[Stored records]
⟨

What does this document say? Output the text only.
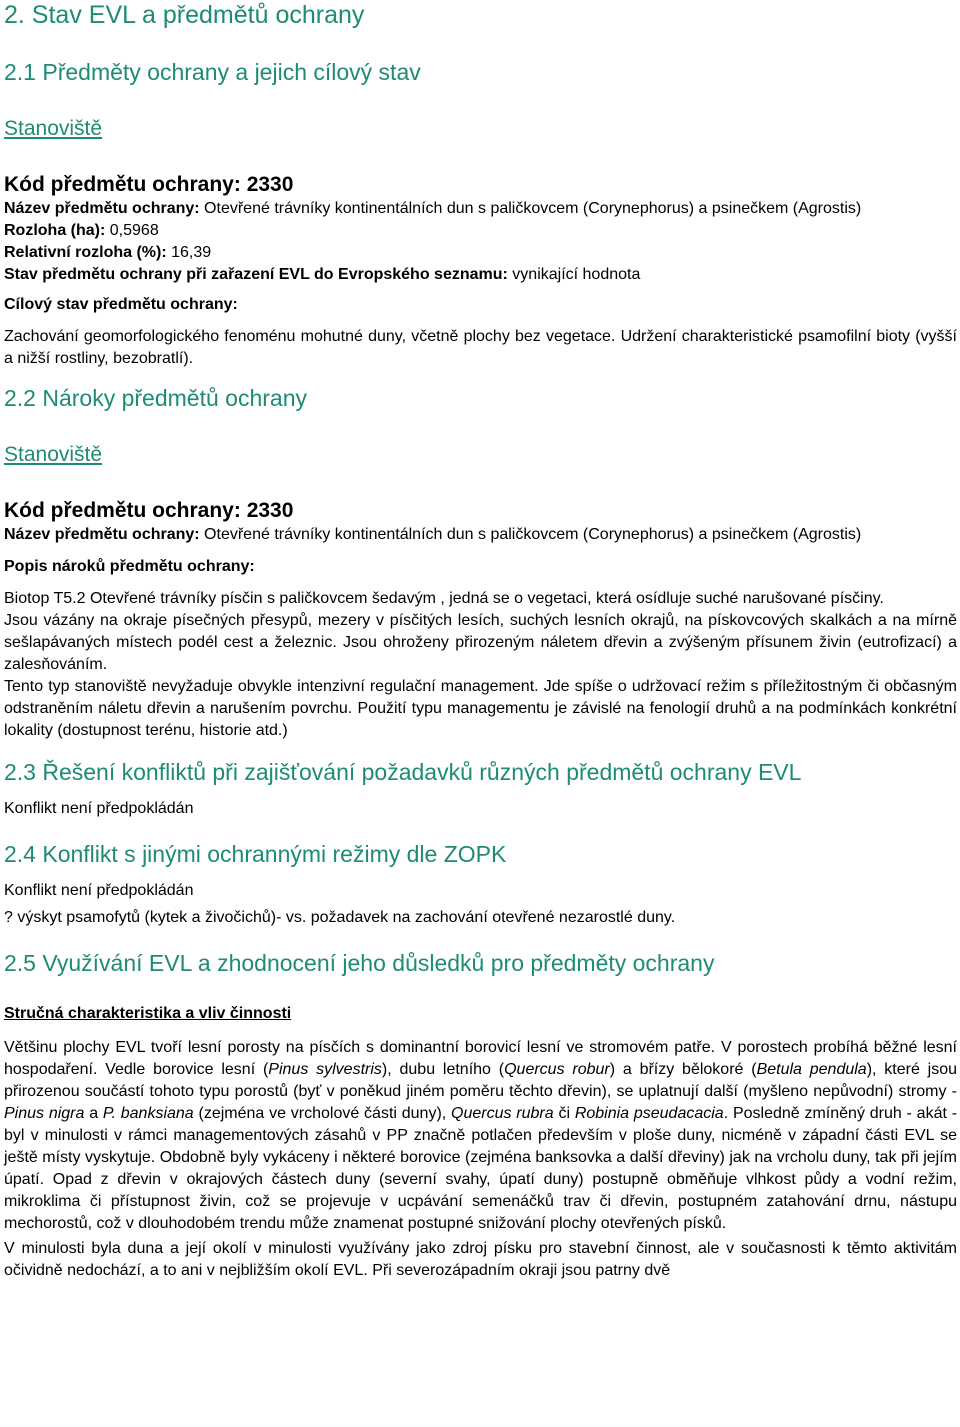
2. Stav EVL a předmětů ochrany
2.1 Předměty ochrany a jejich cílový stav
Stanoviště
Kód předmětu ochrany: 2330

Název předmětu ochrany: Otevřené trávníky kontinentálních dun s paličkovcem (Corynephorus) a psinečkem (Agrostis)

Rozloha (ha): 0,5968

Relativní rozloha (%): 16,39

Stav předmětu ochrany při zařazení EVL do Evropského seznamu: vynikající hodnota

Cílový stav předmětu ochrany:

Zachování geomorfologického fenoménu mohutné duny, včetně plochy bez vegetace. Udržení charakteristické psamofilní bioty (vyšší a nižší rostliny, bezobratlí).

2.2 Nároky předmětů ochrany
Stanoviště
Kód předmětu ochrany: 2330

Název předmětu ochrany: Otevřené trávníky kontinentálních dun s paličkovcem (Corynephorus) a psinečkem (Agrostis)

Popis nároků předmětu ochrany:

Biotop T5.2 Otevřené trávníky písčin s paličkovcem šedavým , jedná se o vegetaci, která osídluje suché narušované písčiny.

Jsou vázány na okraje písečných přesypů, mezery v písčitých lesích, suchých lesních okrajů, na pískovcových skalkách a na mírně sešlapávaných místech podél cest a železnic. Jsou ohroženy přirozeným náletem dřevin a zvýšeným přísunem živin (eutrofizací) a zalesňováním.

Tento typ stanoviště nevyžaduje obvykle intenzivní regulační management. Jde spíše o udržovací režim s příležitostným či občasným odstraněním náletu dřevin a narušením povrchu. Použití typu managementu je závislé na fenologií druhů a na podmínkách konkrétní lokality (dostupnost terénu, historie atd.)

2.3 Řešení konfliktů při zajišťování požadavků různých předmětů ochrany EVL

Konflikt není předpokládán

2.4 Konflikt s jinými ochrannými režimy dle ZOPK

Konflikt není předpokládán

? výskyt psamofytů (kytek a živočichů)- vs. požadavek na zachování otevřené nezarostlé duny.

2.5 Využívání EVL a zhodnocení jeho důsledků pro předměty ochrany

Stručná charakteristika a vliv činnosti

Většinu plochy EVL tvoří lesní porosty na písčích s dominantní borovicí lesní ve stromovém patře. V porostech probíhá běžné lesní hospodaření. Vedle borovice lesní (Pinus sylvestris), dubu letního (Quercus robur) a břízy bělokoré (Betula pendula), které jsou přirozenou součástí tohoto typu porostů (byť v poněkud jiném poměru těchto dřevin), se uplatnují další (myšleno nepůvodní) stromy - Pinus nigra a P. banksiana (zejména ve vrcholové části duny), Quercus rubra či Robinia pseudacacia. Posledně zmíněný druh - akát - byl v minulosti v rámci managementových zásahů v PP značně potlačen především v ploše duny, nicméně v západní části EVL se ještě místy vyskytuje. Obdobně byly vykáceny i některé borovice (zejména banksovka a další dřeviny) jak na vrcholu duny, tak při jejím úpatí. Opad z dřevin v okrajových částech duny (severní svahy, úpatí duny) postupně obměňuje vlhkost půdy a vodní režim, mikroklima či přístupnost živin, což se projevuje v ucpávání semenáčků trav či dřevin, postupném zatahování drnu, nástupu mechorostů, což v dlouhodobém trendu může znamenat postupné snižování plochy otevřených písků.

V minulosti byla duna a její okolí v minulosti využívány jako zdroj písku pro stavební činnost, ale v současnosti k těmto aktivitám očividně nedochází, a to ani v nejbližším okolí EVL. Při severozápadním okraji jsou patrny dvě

⟩

Retype everything in the material word for word, minus pictures.

What does this document say? Output the text only.
2. Stav EVL a předmětů ochrany
2.1 Předměty ochrany a jejich cílový stav
Stanoviště
Kód předmětu ochrany: 2330

Název předmětu ochrany: Otevřené trávníky kontinentálních dun s paličkovcem (Corynephorus) a psinečkem (Agrostis)

Rozloha (ha): 0,5968

Relativní rozloha (%): 16,39

Stav předmětu ochrany při zařazení EVL do Evropského seznamu: vynikající hodnota

Cílový stav předmětu ochrany:

Zachování geomorfologického fenoménu mohutné duny, včetně plochy bez vegetace. Udržení charakteristické psamofilní bioty (vyšší a nižší rostliny, bezobratlí).

2.2 Nároky předmětů ochrany
Stanoviště
Kód předmětu ochrany: 2330

Název předmětu ochrany: Otevřené trávníky kontinentálních dun s paličkovcem (Corynephorus) a psinečkem (Agrostis)

Popis nároků předmětu ochrany:

Biotop T5.2 Otevřené trávníky písčin s paličkovcem šedavým , jedná se o vegetaci, která osídluje suché narušované písčiny.

Jsou vázány na okraje písečných přesypů, mezery v písčitých lesích, suchých lesních okrajů, na pískovcových skalkách a na mírně sešlapávaných místech podél cest a železnic. Jsou ohroženy přirozeným náletem dřevin a zvýšeným přísunem živin (eutrofizací) a zalesňováním.

Tento typ stanoviště nevyžaduje obvykle intenzivní regulační management. Jde spíše o udržovací režim s příležitostným či občasným odstraněním náletu dřevin a narušením povrchu. Použití typu managementu je závislé na fenologií druhů a na podmínkách konkrétní lokality (dostupnost terénu, historie atd.)

2.3 Řešení konfliktů při zajišťování požadavků různých předmětů ochrany EVL

Konflikt není předpokládán

2.4 Konflikt s jinými ochrannými režimy dle ZOPK

Konflikt není předpokládán

? výskyt psamofytů (kytek a živočichů)- vs. požadavek na zachování otevřené nezarostlé duny.

2.5 Využívání EVL a zhodnocení jeho důsledků pro předměty ochrany

Stručná charakteristika a vliv činnosti

Většinu plochy EVL tvoří lesní porosty na písčích s dominantní borovicí lesní ve stromovém patře. V porostech probíhá běžné lesní hospodaření. Vedle borovice lesní (Pinus sylvestris), dubu letního (Quercus robur) a břízy bělokoré (Betula pendula), které jsou přirozenou součástí tohoto typu porostů (byť v poněkud jiném poměru těchto dřevin), se uplatnují další (myšleno nepůvodní) stromy - Pinus nigra a P. banksiana (zejména ve vrcholové části duny), Quercus rubra či Robinia pseudacacia. Posledně zmíněný druh - akát - byl v minulosti v rámci managementových zásahů v PP značně potlačen především v ploše duny, nicméně v západní části EVL se ještě místy vyskytuje. Obdobně byly vykáceny i některé borovice (zejména banksovka a další dřeviny) jak na vrcholu duny, tak při jejím úpatí. Opad z dřevin v okrajových částech duny (severní svahy, úpatí duny) postupně obměňuje vlhkost půdy a vodní režim, mikroklima či přístupnost živin, což se projevuje v ucpávání semenáčků trav či dřevin, postupném zatahování drnu, nástupu mechorostů, což v dlouhodobém trendu může znamenat postupné snižování plochy otevřených písků.

V minulosti byla duna a její okolí v minulosti využívány jako zdroj písku pro stavební činnost, ale v současnosti k těmto aktivitám očividně nedochází, a to ani v nejbližším okolí EVL. Při severozápadním okraji jsou patrny dvě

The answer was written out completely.